EXERCISE BRIEF: Copy each line where the word "this" occurs.

Extracted data entries:
»»
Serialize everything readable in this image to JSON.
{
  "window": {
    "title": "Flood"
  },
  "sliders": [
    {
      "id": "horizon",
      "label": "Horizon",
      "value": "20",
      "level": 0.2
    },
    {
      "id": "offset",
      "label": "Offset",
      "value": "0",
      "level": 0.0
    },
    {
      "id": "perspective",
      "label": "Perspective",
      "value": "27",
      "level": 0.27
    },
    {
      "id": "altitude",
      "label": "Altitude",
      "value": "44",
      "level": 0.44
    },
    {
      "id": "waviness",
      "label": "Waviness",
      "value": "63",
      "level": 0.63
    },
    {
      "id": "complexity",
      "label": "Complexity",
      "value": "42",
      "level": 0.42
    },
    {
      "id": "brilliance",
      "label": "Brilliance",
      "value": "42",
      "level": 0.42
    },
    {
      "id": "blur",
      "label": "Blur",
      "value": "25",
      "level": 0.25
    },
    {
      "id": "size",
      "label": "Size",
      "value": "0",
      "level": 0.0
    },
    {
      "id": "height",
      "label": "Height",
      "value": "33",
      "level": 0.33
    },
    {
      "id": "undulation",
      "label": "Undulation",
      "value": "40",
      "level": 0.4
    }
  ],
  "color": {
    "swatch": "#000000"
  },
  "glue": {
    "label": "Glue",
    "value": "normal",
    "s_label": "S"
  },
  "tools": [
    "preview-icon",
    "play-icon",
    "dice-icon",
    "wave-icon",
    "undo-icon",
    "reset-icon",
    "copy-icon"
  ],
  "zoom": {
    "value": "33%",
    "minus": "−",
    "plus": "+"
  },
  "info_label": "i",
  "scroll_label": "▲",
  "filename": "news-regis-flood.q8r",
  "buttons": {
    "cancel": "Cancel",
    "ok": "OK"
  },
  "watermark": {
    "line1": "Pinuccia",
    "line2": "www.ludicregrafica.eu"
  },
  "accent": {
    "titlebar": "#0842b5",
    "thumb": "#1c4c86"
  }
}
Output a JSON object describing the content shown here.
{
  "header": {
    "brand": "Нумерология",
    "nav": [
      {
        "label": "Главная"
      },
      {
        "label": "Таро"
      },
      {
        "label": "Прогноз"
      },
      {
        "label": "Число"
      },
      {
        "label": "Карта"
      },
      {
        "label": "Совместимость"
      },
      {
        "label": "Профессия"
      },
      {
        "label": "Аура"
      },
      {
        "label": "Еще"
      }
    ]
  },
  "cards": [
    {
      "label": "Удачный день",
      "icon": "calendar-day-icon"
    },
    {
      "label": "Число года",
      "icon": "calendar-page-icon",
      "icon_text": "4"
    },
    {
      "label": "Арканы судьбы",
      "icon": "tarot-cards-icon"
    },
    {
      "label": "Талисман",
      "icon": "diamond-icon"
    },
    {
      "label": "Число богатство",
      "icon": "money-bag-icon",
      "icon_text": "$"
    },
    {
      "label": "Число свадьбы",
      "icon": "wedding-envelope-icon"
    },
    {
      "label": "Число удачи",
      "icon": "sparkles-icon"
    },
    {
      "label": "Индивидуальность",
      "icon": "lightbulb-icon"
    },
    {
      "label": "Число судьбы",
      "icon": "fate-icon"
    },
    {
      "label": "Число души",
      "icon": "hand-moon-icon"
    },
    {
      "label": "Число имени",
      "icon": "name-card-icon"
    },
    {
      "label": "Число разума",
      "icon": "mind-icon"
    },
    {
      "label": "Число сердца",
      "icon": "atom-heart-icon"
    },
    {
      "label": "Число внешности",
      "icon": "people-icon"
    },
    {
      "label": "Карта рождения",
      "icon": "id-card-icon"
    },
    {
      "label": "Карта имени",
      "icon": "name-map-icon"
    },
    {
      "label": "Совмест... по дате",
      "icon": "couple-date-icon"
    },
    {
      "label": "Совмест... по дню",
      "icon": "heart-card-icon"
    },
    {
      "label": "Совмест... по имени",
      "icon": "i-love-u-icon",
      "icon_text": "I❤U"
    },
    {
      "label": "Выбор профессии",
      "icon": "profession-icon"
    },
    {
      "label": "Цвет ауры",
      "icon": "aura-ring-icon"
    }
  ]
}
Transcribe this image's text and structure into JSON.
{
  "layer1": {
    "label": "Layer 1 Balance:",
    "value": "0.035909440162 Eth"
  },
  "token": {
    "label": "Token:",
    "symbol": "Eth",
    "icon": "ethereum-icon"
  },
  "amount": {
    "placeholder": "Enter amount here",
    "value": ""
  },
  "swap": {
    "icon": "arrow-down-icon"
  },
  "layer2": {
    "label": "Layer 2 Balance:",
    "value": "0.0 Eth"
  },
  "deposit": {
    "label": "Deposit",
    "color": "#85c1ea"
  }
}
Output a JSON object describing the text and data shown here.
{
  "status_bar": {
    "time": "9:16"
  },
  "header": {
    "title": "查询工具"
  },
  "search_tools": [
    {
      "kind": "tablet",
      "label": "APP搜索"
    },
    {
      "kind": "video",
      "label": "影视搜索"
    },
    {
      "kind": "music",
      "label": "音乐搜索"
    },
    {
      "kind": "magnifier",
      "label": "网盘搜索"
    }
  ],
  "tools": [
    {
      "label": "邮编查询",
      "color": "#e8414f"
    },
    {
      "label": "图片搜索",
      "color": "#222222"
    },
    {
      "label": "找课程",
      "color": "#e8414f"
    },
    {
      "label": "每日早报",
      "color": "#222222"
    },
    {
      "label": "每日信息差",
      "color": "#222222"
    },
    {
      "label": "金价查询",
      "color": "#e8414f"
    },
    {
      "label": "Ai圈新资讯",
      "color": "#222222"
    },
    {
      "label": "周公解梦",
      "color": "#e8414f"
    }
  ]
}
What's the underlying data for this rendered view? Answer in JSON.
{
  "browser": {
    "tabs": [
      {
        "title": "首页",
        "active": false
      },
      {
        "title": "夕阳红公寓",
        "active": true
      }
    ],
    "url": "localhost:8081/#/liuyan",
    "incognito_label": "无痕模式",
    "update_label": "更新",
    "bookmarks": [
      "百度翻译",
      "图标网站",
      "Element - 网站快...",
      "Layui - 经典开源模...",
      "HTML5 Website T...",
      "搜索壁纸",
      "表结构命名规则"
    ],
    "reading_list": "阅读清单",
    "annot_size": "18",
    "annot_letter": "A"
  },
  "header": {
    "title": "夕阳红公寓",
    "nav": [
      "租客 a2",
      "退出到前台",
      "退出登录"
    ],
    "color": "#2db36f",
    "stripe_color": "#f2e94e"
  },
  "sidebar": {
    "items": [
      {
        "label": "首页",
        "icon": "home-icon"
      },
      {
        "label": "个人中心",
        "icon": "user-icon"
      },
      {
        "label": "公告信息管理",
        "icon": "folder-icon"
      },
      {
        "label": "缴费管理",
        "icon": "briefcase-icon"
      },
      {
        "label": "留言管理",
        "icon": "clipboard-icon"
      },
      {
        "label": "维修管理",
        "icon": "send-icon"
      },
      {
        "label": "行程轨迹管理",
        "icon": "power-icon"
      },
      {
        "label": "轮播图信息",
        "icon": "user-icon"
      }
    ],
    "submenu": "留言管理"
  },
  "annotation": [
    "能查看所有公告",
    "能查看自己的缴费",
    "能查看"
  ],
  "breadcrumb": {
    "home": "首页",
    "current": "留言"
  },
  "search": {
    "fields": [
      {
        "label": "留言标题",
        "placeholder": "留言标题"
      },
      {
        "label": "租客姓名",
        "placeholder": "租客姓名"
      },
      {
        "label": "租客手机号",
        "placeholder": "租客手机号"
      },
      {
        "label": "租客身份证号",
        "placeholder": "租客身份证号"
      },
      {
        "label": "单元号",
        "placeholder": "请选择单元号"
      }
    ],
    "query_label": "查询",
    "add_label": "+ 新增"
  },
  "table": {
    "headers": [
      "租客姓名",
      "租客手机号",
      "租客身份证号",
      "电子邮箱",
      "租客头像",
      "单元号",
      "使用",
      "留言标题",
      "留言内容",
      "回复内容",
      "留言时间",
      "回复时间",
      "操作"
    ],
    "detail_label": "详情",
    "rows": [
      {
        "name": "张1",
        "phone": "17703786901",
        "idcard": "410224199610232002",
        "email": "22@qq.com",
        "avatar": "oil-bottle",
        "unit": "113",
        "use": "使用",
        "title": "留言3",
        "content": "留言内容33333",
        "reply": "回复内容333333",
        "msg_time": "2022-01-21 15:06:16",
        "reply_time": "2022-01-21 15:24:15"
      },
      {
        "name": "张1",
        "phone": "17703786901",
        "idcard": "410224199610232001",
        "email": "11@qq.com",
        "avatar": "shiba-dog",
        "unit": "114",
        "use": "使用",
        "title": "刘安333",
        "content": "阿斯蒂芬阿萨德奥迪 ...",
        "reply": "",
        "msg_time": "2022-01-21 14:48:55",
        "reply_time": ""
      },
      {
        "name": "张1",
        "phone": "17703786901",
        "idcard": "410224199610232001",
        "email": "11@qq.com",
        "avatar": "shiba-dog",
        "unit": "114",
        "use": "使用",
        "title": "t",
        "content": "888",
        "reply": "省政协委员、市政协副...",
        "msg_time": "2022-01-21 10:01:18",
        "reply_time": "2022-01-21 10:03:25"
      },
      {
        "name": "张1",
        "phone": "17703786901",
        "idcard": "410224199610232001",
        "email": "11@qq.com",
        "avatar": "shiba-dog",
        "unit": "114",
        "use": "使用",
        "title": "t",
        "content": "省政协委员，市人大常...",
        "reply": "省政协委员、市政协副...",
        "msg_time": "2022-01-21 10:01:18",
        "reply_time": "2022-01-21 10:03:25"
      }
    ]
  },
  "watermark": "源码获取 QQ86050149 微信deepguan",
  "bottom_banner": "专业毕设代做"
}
««
EXERCISE SOLUTION:
Serialize everything readable in this image to JSON.
Transcribe this image's text and structure into JSON.
What's the underlying data for this rendered view? Answer in JSON.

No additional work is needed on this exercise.